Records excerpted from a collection
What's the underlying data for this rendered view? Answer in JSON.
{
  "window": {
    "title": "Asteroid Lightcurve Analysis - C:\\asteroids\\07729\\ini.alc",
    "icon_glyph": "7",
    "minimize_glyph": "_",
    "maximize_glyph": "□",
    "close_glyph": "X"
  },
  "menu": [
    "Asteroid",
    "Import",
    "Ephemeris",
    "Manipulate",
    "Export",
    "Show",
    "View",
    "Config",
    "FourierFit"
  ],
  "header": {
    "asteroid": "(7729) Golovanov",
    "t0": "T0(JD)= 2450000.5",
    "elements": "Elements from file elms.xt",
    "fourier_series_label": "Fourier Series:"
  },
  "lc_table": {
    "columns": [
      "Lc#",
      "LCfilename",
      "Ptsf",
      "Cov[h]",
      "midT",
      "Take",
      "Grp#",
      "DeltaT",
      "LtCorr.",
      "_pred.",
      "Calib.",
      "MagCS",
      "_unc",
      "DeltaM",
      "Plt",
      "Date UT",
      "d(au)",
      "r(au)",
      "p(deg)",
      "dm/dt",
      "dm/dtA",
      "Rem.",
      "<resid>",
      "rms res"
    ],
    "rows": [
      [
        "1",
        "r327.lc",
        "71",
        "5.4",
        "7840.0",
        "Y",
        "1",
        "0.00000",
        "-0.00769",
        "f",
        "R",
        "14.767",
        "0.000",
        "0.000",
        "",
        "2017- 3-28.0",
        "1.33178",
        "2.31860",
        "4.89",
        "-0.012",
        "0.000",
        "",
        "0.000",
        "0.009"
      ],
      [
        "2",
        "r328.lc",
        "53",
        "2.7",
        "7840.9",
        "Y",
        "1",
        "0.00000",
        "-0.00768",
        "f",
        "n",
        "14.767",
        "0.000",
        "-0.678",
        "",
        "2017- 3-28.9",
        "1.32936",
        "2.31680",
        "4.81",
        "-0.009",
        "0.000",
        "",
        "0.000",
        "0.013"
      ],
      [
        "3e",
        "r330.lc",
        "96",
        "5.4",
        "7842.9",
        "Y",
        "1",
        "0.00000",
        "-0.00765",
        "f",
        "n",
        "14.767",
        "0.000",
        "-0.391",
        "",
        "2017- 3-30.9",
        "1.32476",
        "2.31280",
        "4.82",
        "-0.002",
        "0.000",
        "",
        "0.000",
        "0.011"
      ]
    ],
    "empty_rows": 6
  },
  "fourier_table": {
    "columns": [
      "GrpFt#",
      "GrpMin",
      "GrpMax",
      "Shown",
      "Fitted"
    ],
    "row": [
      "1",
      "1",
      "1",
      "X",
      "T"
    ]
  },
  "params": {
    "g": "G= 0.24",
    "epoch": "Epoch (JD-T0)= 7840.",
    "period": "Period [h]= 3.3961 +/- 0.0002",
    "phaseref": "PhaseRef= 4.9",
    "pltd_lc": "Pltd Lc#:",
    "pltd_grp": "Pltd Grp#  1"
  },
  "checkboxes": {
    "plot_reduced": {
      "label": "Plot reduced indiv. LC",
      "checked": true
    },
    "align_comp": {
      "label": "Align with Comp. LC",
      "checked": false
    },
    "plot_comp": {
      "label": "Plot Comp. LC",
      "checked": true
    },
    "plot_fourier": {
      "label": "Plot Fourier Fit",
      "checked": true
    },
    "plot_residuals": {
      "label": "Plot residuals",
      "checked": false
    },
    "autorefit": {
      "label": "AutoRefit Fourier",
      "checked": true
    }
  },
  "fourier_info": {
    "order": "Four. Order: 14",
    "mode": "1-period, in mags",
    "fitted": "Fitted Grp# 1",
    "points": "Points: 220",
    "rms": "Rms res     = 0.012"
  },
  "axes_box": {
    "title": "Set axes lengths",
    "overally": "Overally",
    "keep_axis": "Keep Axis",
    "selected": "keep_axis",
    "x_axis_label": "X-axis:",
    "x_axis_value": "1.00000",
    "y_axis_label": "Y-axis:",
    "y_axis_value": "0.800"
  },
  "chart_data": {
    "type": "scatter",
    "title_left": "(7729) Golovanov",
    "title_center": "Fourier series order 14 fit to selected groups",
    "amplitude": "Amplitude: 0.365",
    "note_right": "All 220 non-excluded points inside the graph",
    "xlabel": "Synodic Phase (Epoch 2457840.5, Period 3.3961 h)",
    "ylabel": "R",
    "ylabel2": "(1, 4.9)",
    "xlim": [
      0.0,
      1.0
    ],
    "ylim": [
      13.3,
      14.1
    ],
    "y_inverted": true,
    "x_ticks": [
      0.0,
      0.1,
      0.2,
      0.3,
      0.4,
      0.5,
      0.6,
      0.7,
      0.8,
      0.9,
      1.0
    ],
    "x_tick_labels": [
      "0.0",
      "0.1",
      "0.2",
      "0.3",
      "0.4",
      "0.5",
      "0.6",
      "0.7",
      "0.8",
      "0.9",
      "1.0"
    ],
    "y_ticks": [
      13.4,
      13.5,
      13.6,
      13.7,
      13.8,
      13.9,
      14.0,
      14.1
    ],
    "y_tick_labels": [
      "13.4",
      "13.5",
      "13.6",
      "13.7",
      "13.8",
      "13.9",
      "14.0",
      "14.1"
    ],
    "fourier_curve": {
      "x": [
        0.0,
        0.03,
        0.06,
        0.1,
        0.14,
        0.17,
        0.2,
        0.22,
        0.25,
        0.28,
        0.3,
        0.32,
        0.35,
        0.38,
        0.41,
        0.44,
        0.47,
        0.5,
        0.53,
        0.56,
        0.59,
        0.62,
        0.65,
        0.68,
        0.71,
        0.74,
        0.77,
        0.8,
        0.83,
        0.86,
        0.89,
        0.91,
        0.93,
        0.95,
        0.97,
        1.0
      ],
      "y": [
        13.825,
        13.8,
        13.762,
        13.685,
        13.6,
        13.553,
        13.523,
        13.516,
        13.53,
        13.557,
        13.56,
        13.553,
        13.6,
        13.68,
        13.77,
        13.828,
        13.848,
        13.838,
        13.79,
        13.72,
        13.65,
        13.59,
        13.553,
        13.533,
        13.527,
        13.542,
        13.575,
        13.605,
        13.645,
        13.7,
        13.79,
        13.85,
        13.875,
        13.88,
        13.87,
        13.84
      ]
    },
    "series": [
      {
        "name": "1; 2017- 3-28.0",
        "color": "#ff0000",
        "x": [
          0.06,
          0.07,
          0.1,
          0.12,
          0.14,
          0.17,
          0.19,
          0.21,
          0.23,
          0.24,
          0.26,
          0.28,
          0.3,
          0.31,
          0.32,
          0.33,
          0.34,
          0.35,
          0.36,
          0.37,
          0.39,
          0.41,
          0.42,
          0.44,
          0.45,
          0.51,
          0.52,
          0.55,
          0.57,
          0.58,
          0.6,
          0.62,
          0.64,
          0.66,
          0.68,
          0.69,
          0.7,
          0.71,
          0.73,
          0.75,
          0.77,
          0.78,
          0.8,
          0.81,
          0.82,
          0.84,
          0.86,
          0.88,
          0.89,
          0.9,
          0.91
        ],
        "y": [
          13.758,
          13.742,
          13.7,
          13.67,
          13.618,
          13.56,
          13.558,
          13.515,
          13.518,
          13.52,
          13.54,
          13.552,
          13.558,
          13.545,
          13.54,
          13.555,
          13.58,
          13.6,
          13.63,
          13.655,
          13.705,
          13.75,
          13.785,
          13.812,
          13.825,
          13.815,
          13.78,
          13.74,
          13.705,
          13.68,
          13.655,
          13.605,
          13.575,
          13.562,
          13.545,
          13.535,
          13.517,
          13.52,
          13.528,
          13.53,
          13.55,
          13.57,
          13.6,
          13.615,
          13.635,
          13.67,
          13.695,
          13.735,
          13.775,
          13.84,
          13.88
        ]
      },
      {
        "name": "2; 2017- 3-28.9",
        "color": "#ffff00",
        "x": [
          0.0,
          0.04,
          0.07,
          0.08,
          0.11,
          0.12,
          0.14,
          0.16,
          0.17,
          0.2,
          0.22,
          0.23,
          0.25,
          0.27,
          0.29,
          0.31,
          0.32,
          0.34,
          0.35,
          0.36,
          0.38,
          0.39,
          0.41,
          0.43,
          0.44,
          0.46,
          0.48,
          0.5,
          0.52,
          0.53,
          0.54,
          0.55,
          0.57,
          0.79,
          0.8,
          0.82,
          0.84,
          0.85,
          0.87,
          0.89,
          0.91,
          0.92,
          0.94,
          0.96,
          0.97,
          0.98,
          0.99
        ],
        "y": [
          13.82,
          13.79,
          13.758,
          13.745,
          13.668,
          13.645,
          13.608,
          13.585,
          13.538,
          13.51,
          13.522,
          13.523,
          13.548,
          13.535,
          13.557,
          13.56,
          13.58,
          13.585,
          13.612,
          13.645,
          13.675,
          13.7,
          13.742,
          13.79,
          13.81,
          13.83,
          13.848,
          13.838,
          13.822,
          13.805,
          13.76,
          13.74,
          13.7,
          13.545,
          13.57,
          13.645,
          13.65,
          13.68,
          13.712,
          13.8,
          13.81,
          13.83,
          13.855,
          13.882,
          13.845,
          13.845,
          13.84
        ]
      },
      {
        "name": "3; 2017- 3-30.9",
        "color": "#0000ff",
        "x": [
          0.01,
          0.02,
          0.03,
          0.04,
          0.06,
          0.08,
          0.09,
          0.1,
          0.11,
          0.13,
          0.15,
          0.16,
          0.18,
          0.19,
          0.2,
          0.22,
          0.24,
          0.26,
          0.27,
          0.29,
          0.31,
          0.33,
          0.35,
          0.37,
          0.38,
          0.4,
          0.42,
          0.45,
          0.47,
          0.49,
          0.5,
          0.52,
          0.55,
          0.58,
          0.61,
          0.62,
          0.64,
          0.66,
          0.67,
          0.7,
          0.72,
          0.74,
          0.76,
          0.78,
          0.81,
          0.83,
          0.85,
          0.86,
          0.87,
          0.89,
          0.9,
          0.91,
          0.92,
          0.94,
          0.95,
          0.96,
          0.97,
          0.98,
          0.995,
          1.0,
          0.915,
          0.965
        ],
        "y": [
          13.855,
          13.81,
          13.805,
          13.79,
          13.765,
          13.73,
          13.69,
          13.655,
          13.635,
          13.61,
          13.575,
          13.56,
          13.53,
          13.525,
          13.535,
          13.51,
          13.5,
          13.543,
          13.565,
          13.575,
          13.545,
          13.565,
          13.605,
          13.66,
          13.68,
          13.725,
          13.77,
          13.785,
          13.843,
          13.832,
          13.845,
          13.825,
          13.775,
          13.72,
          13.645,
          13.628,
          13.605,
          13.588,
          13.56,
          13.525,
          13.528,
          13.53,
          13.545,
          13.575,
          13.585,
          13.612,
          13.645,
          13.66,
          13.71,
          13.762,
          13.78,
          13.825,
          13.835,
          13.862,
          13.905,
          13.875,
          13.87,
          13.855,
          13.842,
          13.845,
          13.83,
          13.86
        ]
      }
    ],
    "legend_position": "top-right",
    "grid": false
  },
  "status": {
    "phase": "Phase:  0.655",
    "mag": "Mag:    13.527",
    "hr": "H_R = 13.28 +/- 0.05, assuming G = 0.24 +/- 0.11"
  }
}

▶ **GIVEN TASK**:
Extract from the material all lines containing the string "selected".

▶ **FINAL ANSWER**:
    "selected": "keep_axis",
    "title_center": "Fourier series order 14 fit to selected groups",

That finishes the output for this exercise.